■ Task objective:
Your task is to copy the listing exactly, with the pictures left out.

+++++

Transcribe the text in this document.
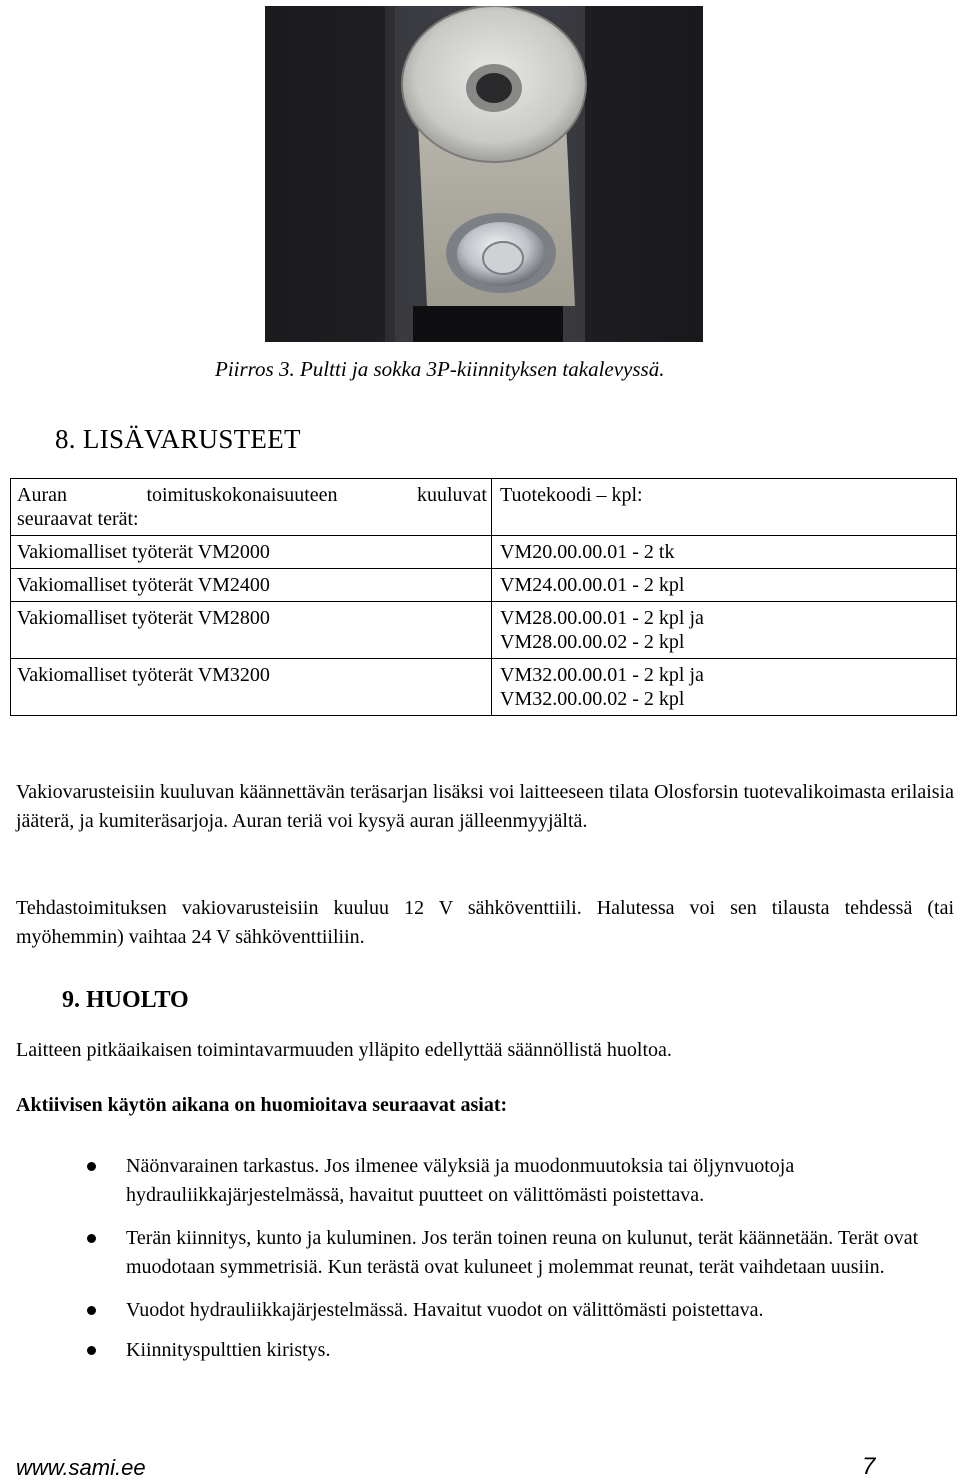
Piirros 3. Pultti ja sokka 3P-kiinnityksen takalevyssä.
8. LISÄVARUSTEET
Auran toimituskokonaisuuteen kuuluvat
seuraavat terät:	Tuotekoodi – kpl:
Vakiomalliset työterät VM2000	VM20.00.00.01 - 2 tk

Vakiomalliset työterät VM2400	VM24.00.00.01 - 2 kpl

Vakiomalliset työterät VM2800	VM28.00.00.01 - 2 kpl ja
VM28.00.00.02 - 2 kpl

Vakiomalliset työterät VM3200	VM32.00.00.01 - 2 kpl ja
VM32.00.00.02 - 2 kpl

Vakiovarusteisiin kuuluvan käännettävän teräsarjan lisäksi voi laitteeseen tilata Olosforsin tuotevalikoimasta erilaisia jääterä, ja kumiteräsarjoja. Auran teriä voi kysyä auran jälleenmyyjältä.

Tehdastoimituksen vakiovarusteisiin kuuluu 12 V sähköventtiili. Halutessa voi sen tilausta tehdessä (tai myöhemmin) vaihtaa 24 V sähköventtiiliin.

9. HUOLTO

Laitteen pitkäaikaisen toimintavarmuuden ylläpito edellyttää säännöllistä huoltoa.

Aktiivisen käytön aikana on huomioitava seuraavat asiat:
Näönvarainen tarkastus. Jos ilmenee välyksiä ja muodonmuutoksia tai öljynvuotoja hydrauliikkajärjestelmässä, havaitut puutteet on välittömästi poistettava.
Terän kiinnitys, kunto ja kuluminen. Jos terän toinen reuna on kulunut, terät käännetään. Terät ovat muodotaan symmetrisiä. Kun terästä ovat kuluneet j molemmat reunat, terät vaihdetaan uusiin.
Vuodot hydrauliikkajärjestelmässä. Havaitut vuodot on välittömästi poistettava.
Kiinnityspulttien kiristys.
www.sami.ee	7
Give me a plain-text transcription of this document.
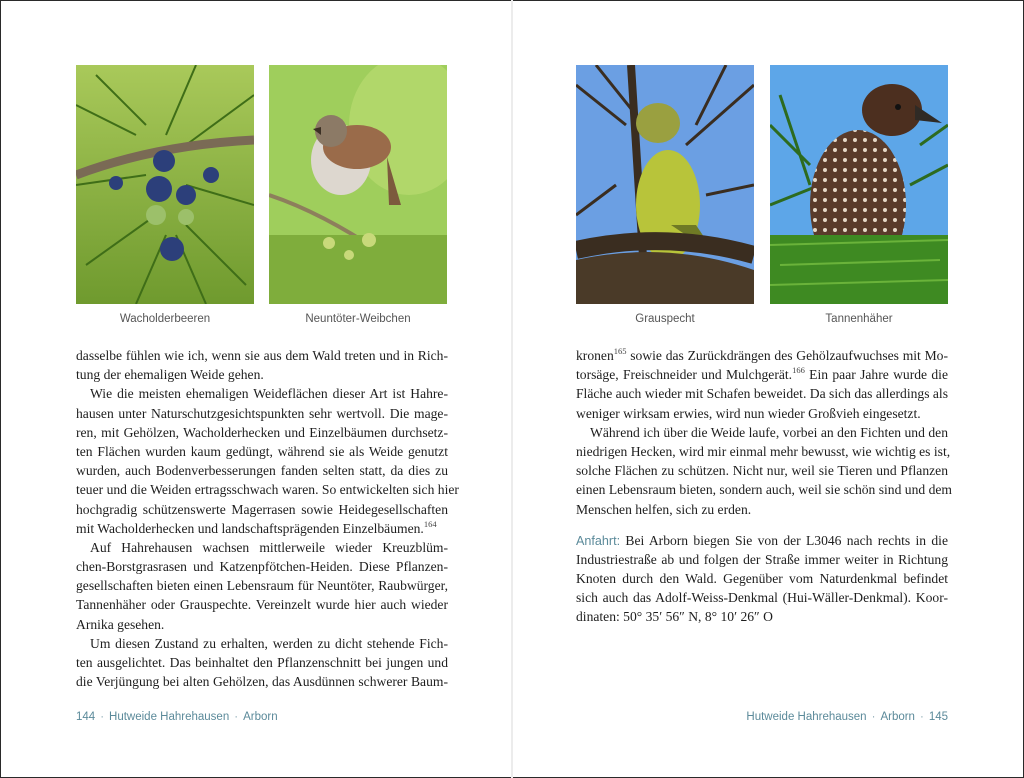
Wacholderbeeren	Neuntöter-Weibchen	Grauspecht	Tannenhäher
dasselbe fühlen wie ich, wenn sie aus dem Wald treten und in Rich-
tung der ehemaligen Weide gehen.
Wie die meisten ehemaligen Weideflächen dieser Art ist Hahre-
hausen unter Naturschutzgesichtspunkten sehr wertvoll. Die mage-
ren, mit Gehölzen, Wacholderhecken und Einzelbäumen durchsetz-
ten Flächen wurden kaum gedüngt, während sie als Weide genutzt
wurden, auch Bodenverbesserungen fanden selten statt, da dies zu
teuer und die Weiden ertragsschwach waren. So entwickelten sich hier
hochgradig schützenswerte Magerrasen sowie Heidegesellschaften
mit Wacholderhecken und landschaftsprägenden Einzelbäumen.$^{164}$
Auf Hahrehausen wachsen mittlerweile wieder Kreuzblüm-
chen-Borstgrasrasen und Katzenpfötchen-Heiden. Diese Pflanzen-
gesellschaften bieten einen Lebensraum für Neuntöter, Raubwürger,
Tannenhäher oder Grauspechte. Vereinzelt wurde hier auch wieder
Arnika gesehen.
Um diesen Zustand zu erhalten, werden zu dicht stehende Fich-
ten ausgelichtet. Das beinhaltet den Pflanzenschnitt bei jungen und
die Verjüngung bei alten Gehölzen, das Ausdünnen schwerer Baum-
kronen$^{165}$ sowie das Zurückdrängen des Gehölzaufwuchses mit Mo-
torsäge, Freischneider und Mulchgerät.$^{166}$ Ein paar Jahre wurde die
Fläche auch wieder mit Schafen beweidet. Da sich das allerdings als
weniger wirksam erwies, wird nun wieder Großvieh eingesetzt.
Während ich über die Weide laufe, vorbei an den Fichten und den
niedrigen Hecken, wird mir einmal mehr bewusst, wie wichtig es ist,
solche Flächen zu schützen. Nicht nur, weil sie Tieren und Pflanzen
einen Lebensraum bieten, sondern auch, weil sie schön sind und dem
Menschen helfen, sich zu erden.
Anfahrt: Bei Arborn biegen Sie von der L3046 nach rechts in die
Industriestraße ab und folgen der Straße immer weiter in Richtung
Knoten durch den Wald. Gegenüber vom Naturdenkmal befindet
sich auch das Adolf-Weiss-Denkmal (Hui-Wäller-Denkmal). Koor-
dinaten: 50° 35′ 56″ N, 8° 10′ 26″ O
144 · Hutweide Hahrehausen · Arborn	Hutweide Hahrehausen · Arborn · 145
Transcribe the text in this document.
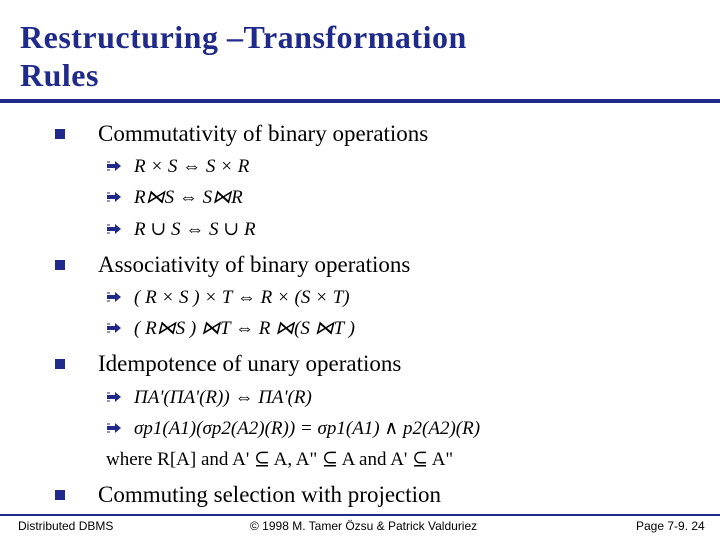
Restructuring –Transformation
Rules
Commutativity of binary operations
R × S ⇔ S × R
R⋈S ⇔ S⋈R
R ∪ S ⇔ S ∪ R
Associativity of binary operations
( R × S ) × T ⇔ R × (S × T)
( R⋈S ) ⋈T ⇔ R ⋈(S ⋈T )
Idempotence of unary operations
ΠA'(ΠA'(R)) ⇔ ΠA'(R)
σp1(A1)(σp2(A2)(R)) = σp1(A1) ∧ p2(A2)(R)
where R[A] and A' ⊆ A, A" ⊆ A and A' ⊆ A"
Commuting selection with projection
Distributed DBMS	© 1998 M. Tamer Özsu & Patrick Valduriez	Page 7-9. 24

+++++

■ Problem solution:
Transcribe the text in this document.
Piirros 3. Pultti ja sokka 3P-kiinnityksen takalevyssä.
8. LISÄVARUSTEET
Auran toimituskokonaisuuteen kuuluvat
seuraavat terät:	Tuotekoodi – kpl:
Vakiomalliset työterät VM2000	VM20.00.00.01 - 2 tk

Vakiomalliset työterät VM2400	VM24.00.00.01 - 2 kpl

Vakiomalliset työterät VM2800	VM28.00.00.01 - 2 kpl ja
VM28.00.00.02 - 2 kpl

Vakiomalliset työterät VM3200	VM32.00.00.01 - 2 kpl ja
VM32.00.00.02 - 2 kpl

Vakiovarusteisiin kuuluvan käännettävän teräsarjan lisäksi voi laitteeseen tilata Olosforsin tuotevalikoimasta erilaisia jääterä, ja kumiteräsarjoja. Auran teriä voi kysyä auran jälleenmyyjältä.

Tehdastoimituksen vakiovarusteisiin kuuluu 12 V sähköventtiili. Halutessa voi sen tilausta tehdessä (tai myöhemmin) vaihtaa 24 V sähköventtiiliin.

9. HUOLTO

Laitteen pitkäaikaisen toimintavarmuuden ylläpito edellyttää säännöllistä huoltoa.

Aktiivisen käytön aikana on huomioitava seuraavat asiat:
Näönvarainen tarkastus. Jos ilmenee välyksiä ja muodonmuutoksia tai öljynvuotoja hydrauliikkajärjestelmässä, havaitut puutteet on välittömästi poistettava.
Terän kiinnitys, kunto ja kuluminen. Jos terän toinen reuna on kulunut, terät käännetään. Terät ovat muodotaan symmetrisiä. Kun terästä ovat kuluneet j molemmat reunat, terät vaihdetaan uusiin.
Vuodot hydrauliikkajärjestelmässä. Havaitut vuodot on välittömästi poistettava.
Kiinnityspulttien kiristys.
www.sami.ee	7
Give me a plain-text transcription of this document.
Wacholderbeeren	Neuntöter-Weibchen	Grauspecht	Tannenhäher
dasselbe fühlen wie ich, wenn sie aus dem Wald treten und in Rich-
tung der ehemaligen Weide gehen.
Wie die meisten ehemaligen Weideflächen dieser Art ist Hahre-
hausen unter Naturschutzgesichtspunkten sehr wertvoll. Die mage-
ren, mit Gehölzen, Wacholderhecken und Einzelbäumen durchsetz-
ten Flächen wurden kaum gedüngt, während sie als Weide genutzt
wurden, auch Bodenverbesserungen fanden selten statt, da dies zu
teuer und die Weiden ertragsschwach waren. So entwickelten sich hier
hochgradig schützenswerte Magerrasen sowie Heidegesellschaften
mit Wacholderhecken und landschaftsprägenden Einzelbäumen.$^{164}$
Auf Hahrehausen wachsen mittlerweile wieder Kreuzblüm-
chen-Borstgrasrasen und Katzenpfötchen-Heiden. Diese Pflanzen-
gesellschaften bieten einen Lebensraum für Neuntöter, Raubwürger,
Tannenhäher oder Grauspechte. Vereinzelt wurde hier auch wieder
Arnika gesehen.
Um diesen Zustand zu erhalten, werden zu dicht stehende Fich-
ten ausgelichtet. Das beinhaltet den Pflanzenschnitt bei jungen und
die Verjüngung bei alten Gehölzen, das Ausdünnen schwerer Baum-
kronen$^{165}$ sowie das Zurückdrängen des Gehölzaufwuchses mit Mo-
torsäge, Freischneider und Mulchgerät.$^{166}$ Ein paar Jahre wurde die
Fläche auch wieder mit Schafen beweidet. Da sich das allerdings als
weniger wirksam erwies, wird nun wieder Großvieh eingesetzt.
Während ich über die Weide laufe, vorbei an den Fichten und den
niedrigen Hecken, wird mir einmal mehr bewusst, wie wichtig es ist,
solche Flächen zu schützen. Nicht nur, weil sie Tieren und Pflanzen
einen Lebensraum bieten, sondern auch, weil sie schön sind und dem
Menschen helfen, sich zu erden.
Anfahrt: Bei Arborn biegen Sie von der L3046 nach rechts in die
Industriestraße ab und folgen der Straße immer weiter in Richtung
Knoten durch den Wald. Gegenüber vom Naturdenkmal befindet
sich auch das Adolf-Weiss-Denkmal (Hui-Wäller-Denkmal). Koor-
dinaten: 50° 35′ 56″ N, 8° 10′ 26″ O
144 · Hutweide Hahrehausen · Arborn	Hutweide Hahrehausen · Arborn · 145
Transcribe the text in this document.
Restructuring –Transformation
Rules
Commutativity of binary operations
R × S ⇔ S × R
R⋈S ⇔ S⋈R
R ∪ S ⇔ S ∪ R
Associativity of binary operations
( R × S ) × T ⇔ R × (S × T)
( R⋈S ) ⋈T ⇔ R ⋈(S ⋈T )
Idempotence of unary operations
ΠA'(ΠA'(R)) ⇔ ΠA'(R)
σp1(A1)(σp2(A2)(R)) = σp1(A1) ∧ p2(A2)(R)
where R[A] and A' ⊆ A, A" ⊆ A and A' ⊆ A"
Commuting selection with projection
Distributed DBMS	© 1998 M. Tamer Özsu & Patrick Valduriez	Page 7-9. 24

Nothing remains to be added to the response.